Stored entries:
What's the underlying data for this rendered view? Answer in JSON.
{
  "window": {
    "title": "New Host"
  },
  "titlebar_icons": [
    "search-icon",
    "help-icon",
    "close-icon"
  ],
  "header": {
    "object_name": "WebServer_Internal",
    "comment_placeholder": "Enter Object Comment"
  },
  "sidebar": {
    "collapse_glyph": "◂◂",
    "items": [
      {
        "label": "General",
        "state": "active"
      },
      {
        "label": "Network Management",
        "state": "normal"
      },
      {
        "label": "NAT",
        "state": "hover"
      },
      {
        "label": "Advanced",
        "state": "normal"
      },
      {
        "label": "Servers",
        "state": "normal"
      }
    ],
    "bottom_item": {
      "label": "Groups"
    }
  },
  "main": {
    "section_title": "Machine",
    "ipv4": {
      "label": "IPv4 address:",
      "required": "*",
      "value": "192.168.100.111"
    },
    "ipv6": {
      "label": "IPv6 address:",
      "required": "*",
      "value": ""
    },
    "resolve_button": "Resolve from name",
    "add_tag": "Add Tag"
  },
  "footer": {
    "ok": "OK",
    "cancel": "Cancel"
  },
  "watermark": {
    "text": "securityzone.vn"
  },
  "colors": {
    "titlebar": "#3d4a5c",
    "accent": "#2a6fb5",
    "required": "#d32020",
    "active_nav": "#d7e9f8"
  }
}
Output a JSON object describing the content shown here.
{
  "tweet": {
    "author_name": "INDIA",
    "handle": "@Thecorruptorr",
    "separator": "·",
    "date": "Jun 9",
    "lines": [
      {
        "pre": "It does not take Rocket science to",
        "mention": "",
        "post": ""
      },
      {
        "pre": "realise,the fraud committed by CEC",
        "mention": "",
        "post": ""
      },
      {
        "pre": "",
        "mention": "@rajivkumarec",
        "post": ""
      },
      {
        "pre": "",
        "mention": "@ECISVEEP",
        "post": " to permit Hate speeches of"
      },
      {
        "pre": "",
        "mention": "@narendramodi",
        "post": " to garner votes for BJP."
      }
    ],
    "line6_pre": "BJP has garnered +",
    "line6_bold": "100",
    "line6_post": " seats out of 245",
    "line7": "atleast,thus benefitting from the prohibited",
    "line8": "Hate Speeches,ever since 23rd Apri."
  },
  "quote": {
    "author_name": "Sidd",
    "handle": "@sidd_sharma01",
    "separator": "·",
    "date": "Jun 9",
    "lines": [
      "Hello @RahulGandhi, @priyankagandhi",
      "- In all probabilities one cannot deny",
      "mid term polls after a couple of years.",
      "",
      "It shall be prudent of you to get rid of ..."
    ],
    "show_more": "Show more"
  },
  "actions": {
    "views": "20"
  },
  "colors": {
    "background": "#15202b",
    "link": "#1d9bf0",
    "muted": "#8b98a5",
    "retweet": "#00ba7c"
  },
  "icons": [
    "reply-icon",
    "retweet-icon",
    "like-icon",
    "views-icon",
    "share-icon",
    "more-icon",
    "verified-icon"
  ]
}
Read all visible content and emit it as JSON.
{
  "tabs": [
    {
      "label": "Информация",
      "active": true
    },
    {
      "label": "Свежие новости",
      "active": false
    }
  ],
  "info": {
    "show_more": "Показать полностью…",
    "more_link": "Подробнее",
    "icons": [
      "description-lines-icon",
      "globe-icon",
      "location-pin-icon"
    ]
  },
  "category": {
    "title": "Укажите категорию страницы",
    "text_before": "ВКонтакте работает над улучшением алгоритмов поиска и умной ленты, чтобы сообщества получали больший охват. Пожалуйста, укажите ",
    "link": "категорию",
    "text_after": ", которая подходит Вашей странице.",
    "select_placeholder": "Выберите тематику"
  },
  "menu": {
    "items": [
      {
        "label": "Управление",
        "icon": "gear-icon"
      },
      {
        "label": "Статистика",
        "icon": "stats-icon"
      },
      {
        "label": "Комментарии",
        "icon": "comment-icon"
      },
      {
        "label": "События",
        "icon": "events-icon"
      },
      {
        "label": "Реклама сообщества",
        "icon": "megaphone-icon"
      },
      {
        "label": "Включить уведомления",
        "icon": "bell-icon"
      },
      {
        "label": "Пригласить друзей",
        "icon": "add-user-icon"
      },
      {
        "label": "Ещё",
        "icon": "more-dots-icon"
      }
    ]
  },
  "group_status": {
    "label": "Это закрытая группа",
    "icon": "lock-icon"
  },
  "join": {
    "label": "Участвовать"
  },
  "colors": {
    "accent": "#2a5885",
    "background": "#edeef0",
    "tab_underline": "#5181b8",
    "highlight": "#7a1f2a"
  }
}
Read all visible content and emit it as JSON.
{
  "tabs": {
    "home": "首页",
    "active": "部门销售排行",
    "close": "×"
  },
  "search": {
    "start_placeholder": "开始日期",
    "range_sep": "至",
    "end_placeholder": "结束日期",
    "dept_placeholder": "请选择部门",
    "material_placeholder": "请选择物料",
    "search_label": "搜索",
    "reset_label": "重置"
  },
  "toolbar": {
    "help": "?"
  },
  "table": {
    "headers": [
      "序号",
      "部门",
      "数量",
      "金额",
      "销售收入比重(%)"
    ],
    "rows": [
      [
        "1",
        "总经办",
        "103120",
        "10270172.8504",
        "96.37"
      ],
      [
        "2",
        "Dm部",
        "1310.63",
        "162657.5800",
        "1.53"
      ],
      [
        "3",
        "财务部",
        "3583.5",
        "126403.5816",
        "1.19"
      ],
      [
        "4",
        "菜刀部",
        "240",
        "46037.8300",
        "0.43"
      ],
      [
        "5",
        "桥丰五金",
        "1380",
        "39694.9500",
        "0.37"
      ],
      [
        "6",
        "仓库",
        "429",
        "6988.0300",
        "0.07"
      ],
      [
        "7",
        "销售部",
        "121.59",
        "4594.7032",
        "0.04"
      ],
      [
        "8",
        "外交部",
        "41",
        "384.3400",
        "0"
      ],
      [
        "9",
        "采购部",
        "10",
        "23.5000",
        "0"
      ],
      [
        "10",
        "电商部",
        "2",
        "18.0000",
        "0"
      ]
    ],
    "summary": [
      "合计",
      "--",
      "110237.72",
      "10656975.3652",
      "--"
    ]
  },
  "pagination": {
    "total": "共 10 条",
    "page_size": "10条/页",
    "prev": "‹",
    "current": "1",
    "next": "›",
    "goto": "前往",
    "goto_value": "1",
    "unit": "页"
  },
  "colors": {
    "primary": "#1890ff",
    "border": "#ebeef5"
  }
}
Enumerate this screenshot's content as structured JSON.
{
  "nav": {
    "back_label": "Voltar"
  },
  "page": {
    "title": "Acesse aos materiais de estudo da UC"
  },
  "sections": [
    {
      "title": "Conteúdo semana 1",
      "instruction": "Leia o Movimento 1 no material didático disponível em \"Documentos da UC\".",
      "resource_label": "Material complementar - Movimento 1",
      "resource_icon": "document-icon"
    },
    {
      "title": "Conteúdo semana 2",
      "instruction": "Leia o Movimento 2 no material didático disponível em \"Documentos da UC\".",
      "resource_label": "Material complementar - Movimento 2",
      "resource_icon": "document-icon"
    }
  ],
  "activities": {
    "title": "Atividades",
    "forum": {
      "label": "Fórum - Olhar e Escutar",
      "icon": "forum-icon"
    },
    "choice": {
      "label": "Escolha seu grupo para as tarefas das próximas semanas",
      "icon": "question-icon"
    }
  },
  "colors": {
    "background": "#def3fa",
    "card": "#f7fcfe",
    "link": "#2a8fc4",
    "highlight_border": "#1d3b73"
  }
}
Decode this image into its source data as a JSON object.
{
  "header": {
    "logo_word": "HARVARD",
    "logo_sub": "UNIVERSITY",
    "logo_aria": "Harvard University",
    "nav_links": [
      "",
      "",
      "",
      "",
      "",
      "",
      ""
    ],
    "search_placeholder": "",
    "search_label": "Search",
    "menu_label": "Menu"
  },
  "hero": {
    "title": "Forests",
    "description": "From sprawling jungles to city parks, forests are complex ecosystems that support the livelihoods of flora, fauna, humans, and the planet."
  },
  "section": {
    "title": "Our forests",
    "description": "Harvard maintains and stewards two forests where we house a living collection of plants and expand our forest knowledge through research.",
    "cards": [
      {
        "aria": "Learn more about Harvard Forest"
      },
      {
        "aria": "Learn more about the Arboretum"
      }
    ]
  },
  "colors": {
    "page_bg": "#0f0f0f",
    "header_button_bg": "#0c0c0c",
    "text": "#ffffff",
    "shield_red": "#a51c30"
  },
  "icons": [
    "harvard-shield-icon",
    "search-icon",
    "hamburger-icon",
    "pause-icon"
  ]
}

• [The task] Using the material above, report each line where "Hate" occurs.

• [Reply]
        "post": " to permit Hate speeches of"
    "line8": "Hate Speeches,ever since 23rd Apri."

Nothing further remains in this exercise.